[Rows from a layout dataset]
####################

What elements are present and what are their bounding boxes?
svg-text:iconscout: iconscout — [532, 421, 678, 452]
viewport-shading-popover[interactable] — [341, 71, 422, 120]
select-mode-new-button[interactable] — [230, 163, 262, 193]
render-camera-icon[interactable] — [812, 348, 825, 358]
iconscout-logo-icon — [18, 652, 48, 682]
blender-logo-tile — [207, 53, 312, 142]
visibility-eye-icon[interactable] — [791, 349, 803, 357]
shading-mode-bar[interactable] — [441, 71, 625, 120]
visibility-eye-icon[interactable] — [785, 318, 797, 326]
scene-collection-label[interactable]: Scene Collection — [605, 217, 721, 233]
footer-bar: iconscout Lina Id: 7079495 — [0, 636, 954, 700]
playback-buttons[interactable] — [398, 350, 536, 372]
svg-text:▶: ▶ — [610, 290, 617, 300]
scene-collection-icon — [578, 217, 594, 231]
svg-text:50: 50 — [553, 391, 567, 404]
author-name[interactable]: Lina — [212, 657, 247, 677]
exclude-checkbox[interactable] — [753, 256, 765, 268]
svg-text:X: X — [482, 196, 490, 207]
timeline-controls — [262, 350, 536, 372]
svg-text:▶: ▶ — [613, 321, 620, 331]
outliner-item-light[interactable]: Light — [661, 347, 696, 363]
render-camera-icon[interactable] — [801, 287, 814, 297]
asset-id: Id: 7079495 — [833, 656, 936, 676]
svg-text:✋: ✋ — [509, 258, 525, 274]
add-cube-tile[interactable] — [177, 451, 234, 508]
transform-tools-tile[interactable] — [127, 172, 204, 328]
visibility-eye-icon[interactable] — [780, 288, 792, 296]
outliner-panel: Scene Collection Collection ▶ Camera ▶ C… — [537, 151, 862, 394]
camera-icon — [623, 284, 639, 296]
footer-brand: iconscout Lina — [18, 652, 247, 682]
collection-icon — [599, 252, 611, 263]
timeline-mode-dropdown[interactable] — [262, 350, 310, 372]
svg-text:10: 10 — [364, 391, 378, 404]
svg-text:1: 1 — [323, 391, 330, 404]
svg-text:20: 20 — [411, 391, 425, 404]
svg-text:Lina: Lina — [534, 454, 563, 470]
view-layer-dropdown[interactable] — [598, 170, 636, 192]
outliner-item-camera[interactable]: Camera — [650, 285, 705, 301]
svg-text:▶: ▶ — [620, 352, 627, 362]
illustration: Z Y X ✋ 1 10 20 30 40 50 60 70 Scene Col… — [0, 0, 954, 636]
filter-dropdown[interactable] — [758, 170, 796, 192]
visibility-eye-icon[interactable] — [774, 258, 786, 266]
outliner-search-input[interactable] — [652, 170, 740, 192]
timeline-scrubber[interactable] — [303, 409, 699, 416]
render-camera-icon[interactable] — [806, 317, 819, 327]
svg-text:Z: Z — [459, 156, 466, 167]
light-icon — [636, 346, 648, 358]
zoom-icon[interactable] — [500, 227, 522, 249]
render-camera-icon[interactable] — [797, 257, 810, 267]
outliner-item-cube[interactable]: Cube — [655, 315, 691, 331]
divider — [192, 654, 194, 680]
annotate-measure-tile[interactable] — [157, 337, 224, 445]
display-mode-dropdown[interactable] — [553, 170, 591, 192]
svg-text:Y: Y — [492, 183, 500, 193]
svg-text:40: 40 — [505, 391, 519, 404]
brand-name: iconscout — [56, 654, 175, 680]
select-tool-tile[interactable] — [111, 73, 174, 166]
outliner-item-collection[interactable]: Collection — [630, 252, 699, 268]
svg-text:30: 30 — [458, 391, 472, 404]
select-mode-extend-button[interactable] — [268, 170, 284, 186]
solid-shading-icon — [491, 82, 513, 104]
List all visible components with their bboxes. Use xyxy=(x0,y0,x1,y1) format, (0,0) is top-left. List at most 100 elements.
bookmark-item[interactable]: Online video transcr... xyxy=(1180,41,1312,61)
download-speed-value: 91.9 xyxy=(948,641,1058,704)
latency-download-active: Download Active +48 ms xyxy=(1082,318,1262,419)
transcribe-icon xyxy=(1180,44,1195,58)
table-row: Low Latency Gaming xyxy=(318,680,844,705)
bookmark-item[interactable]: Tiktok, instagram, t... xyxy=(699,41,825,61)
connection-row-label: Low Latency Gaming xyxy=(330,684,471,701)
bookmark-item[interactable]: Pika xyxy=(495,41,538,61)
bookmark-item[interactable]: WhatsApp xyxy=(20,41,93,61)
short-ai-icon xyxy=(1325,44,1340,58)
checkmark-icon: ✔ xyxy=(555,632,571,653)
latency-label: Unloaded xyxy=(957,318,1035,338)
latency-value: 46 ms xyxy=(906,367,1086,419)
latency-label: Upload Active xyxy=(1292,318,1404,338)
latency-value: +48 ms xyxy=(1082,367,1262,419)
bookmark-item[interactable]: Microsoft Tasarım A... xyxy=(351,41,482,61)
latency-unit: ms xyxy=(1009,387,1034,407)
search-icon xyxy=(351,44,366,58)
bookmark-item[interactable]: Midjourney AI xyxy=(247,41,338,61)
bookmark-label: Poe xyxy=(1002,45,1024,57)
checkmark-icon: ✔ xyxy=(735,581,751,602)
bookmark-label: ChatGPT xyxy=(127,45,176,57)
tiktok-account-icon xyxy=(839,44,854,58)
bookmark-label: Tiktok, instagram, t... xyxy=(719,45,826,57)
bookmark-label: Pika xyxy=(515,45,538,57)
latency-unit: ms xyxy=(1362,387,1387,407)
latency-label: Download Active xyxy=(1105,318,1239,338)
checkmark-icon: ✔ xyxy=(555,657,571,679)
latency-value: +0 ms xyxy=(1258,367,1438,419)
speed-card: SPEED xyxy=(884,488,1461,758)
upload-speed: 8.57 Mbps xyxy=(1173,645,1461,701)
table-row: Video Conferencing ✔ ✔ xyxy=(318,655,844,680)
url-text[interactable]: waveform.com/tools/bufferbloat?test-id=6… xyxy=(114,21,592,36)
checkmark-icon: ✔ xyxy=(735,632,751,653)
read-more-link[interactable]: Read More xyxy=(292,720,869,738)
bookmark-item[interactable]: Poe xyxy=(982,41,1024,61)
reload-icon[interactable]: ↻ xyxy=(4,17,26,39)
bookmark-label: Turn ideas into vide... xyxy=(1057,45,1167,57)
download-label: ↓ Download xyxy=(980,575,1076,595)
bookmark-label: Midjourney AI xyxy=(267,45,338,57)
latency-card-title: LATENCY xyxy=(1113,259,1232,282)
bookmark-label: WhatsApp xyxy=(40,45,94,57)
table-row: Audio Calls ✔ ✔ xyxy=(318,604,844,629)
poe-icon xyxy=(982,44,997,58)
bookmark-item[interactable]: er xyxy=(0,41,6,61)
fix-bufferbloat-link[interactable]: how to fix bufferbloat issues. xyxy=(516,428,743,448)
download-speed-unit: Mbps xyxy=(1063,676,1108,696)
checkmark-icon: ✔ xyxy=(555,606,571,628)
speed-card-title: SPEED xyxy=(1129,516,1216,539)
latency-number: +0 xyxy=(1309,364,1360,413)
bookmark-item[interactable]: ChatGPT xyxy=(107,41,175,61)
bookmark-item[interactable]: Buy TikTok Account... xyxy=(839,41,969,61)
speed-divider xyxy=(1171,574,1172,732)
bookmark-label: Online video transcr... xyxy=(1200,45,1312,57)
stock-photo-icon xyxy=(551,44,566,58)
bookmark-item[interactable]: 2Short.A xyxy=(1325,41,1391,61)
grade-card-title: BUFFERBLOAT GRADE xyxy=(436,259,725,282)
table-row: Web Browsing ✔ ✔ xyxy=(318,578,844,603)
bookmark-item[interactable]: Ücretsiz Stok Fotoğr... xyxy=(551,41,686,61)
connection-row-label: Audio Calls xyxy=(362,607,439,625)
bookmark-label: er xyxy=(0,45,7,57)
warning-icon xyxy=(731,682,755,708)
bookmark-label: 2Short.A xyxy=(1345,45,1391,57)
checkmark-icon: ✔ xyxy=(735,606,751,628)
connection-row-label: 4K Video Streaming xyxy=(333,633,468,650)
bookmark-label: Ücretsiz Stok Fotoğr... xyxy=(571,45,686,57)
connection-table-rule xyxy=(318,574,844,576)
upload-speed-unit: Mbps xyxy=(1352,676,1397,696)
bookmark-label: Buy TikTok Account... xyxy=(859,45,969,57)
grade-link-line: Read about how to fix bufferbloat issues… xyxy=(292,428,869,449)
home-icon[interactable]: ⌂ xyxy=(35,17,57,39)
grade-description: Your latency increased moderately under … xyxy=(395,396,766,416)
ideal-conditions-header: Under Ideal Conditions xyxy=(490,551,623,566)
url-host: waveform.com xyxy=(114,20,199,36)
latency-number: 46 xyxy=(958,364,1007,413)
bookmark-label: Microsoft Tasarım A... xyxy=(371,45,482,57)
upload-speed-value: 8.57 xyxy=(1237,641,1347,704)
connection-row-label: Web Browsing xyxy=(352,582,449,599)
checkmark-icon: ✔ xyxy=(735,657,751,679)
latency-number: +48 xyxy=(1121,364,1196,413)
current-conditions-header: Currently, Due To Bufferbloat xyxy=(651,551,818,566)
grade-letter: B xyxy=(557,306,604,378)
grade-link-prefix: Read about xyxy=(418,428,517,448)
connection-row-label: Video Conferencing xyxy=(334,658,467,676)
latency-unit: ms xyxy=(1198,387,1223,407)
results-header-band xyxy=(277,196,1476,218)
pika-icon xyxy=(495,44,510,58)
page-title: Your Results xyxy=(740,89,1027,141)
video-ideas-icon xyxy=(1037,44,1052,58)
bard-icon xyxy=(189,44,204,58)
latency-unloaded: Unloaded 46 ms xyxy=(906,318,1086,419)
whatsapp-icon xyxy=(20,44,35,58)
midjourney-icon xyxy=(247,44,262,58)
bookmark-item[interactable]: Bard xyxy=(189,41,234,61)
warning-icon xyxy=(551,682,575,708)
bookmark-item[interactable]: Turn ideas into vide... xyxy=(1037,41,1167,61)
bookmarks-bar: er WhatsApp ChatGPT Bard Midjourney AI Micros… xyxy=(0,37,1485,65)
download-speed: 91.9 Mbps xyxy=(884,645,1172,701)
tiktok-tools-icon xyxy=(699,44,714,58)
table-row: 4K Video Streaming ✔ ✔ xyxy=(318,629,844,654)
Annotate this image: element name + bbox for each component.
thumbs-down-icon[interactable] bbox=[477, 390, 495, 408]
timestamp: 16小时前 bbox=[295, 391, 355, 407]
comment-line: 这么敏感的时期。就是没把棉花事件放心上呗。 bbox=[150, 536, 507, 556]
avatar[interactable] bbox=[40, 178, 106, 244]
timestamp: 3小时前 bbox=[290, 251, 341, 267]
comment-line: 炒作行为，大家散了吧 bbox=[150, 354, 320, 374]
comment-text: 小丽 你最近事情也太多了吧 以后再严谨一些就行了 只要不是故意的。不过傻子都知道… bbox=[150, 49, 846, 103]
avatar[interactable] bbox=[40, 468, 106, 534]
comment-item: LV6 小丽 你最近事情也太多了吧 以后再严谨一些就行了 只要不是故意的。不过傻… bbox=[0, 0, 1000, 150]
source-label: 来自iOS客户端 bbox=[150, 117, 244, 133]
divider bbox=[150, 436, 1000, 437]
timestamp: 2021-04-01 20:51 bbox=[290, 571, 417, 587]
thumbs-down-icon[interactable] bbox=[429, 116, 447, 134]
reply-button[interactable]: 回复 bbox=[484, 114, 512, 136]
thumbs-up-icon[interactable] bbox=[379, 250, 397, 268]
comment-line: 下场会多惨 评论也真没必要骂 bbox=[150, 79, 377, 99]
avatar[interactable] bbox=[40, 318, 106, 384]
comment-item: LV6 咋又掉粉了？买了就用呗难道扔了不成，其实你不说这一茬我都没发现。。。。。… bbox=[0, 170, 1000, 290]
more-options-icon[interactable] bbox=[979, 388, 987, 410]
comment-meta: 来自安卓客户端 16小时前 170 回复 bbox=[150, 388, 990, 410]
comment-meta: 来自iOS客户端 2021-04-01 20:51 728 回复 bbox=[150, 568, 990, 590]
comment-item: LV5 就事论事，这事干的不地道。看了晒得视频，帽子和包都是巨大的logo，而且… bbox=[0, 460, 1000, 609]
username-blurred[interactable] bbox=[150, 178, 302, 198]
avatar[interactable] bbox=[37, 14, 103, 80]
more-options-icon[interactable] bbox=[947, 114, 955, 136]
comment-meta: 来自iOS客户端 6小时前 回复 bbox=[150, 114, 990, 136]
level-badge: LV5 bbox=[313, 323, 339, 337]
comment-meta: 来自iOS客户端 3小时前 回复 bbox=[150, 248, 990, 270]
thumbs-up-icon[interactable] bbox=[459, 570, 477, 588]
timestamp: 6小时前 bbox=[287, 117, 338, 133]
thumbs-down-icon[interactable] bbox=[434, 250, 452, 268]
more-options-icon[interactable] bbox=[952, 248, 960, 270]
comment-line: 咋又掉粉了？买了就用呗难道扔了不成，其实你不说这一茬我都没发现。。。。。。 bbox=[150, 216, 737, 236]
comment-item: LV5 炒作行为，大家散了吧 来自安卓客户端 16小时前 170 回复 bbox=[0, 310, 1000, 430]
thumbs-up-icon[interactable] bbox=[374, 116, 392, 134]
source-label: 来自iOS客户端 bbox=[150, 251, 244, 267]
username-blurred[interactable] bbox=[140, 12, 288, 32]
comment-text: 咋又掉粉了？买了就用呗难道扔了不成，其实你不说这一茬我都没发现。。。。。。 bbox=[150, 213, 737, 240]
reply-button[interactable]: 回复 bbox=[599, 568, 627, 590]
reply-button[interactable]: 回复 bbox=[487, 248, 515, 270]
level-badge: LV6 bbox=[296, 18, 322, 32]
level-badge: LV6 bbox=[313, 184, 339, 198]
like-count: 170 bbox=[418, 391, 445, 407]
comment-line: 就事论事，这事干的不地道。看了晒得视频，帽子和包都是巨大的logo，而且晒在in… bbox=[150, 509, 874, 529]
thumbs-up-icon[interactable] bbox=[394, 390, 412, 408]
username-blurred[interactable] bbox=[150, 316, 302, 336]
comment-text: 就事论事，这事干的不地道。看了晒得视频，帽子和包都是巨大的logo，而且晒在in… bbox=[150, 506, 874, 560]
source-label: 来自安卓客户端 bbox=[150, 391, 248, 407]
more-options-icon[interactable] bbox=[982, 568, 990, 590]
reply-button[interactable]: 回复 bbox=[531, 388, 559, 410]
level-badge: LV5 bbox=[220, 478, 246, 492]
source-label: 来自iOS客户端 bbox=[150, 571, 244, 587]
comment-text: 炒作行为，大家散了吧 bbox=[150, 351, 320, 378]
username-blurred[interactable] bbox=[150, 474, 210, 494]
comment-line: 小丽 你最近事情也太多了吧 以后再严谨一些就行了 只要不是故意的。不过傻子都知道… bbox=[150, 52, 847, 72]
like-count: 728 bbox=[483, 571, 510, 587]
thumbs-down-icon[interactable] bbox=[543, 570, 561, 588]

####################

Short problem
Rewrite the part of the records that runs from the start through the line containing "blender-logo-tile — [207, 53, 312, 142]", swapping "interactable" for "clickable" and leaving all else untouched.

Task response
What elements are present and what are their bounding boxes?
svg-text:iconscout: iconscout — [532, 421, 678, 452]
viewport-shading-popover[clickable] — [341, 71, 422, 120]
select-mode-new-button[clickable] — [230, 163, 262, 193]
render-camera-icon[clickable] — [812, 348, 825, 358]
iconscout-logo-icon — [18, 652, 48, 682]
blender-logo-tile — [207, 53, 312, 142]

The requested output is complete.